-- begin Information provided --

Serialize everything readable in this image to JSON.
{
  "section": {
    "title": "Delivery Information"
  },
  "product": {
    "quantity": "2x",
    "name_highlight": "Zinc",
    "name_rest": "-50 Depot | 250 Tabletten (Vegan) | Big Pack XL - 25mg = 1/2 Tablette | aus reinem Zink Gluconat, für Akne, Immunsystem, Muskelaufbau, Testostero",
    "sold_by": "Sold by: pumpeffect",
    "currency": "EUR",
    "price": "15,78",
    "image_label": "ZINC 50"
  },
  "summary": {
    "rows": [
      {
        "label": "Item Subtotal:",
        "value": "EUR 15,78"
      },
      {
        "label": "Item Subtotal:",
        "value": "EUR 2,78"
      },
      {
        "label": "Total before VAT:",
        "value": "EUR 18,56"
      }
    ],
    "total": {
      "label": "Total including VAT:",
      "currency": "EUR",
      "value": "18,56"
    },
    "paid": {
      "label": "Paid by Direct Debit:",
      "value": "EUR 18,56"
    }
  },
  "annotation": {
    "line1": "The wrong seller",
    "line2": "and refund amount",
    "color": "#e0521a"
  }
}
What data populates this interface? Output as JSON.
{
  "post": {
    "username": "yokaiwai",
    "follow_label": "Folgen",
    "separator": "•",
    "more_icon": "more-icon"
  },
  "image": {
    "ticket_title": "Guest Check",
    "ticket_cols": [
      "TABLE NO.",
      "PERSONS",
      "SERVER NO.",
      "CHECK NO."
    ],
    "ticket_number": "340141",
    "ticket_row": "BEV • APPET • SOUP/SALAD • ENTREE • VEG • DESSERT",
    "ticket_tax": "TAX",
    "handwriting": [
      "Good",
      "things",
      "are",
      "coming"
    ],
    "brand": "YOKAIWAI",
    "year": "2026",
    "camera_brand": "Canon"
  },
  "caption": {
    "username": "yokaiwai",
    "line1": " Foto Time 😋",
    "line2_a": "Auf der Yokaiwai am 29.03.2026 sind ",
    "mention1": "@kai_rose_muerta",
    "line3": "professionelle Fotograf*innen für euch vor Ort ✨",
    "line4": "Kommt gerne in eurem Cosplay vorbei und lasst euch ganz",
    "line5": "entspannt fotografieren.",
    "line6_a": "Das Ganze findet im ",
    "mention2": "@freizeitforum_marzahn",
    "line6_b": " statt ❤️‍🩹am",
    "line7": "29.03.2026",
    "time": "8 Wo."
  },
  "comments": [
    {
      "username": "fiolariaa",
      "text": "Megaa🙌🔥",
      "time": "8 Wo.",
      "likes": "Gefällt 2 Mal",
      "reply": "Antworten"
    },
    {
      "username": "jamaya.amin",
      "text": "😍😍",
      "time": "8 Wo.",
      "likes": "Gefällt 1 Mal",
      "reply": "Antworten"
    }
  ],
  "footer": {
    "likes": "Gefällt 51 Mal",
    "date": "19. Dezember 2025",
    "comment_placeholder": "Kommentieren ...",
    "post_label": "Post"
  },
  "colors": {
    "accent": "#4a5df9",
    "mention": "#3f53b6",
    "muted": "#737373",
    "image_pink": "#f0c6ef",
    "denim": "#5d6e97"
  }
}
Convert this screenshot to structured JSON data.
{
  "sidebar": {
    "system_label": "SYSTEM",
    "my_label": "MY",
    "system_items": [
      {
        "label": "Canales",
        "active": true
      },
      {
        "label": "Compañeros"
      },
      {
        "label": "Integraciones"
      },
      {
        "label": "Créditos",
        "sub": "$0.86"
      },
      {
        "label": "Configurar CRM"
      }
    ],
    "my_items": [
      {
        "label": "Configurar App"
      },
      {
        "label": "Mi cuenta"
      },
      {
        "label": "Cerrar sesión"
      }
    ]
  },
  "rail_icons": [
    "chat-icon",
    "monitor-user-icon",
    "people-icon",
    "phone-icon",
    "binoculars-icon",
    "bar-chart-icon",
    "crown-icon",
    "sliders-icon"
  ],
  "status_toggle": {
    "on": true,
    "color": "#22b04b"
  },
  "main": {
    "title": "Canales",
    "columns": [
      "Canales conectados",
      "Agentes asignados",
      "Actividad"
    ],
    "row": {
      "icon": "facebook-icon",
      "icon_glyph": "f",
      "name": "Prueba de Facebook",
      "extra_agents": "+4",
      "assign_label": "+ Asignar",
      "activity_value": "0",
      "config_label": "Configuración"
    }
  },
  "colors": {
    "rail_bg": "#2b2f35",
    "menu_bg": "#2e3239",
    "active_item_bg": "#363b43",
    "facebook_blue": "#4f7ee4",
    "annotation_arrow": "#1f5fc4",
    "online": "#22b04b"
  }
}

-- end Information provided --
-- begin Information provided --

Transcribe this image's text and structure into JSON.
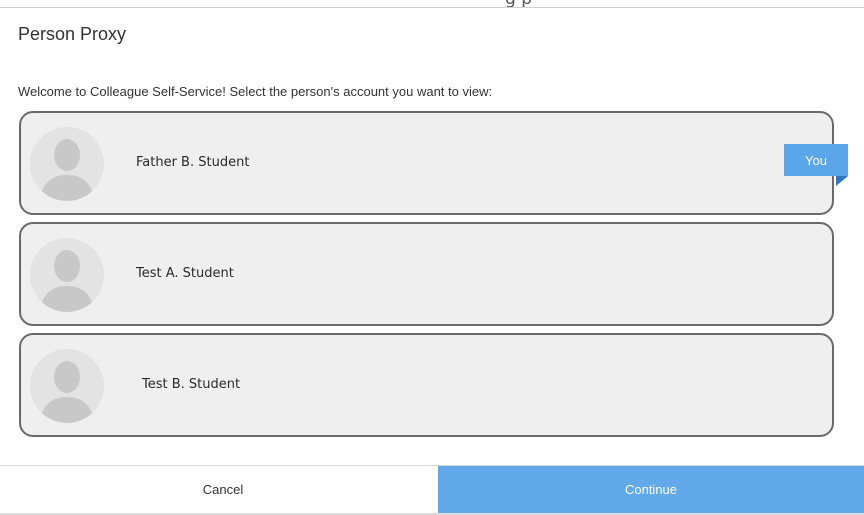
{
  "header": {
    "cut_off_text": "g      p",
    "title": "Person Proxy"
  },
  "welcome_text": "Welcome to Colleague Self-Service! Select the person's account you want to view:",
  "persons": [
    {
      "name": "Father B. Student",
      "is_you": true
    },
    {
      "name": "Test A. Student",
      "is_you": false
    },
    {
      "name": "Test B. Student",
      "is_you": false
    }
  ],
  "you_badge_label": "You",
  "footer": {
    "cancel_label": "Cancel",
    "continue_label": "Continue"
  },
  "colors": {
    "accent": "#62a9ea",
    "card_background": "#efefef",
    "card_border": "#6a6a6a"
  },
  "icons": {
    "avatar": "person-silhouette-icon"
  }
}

-- end Information provided --

● Requirements: In the listing, find all lines with the string "Student" and copy them.

● Correct answer:
      "name": "Father B. Student",
      "name": "Test A. Student",
      "name": "Test B. Student",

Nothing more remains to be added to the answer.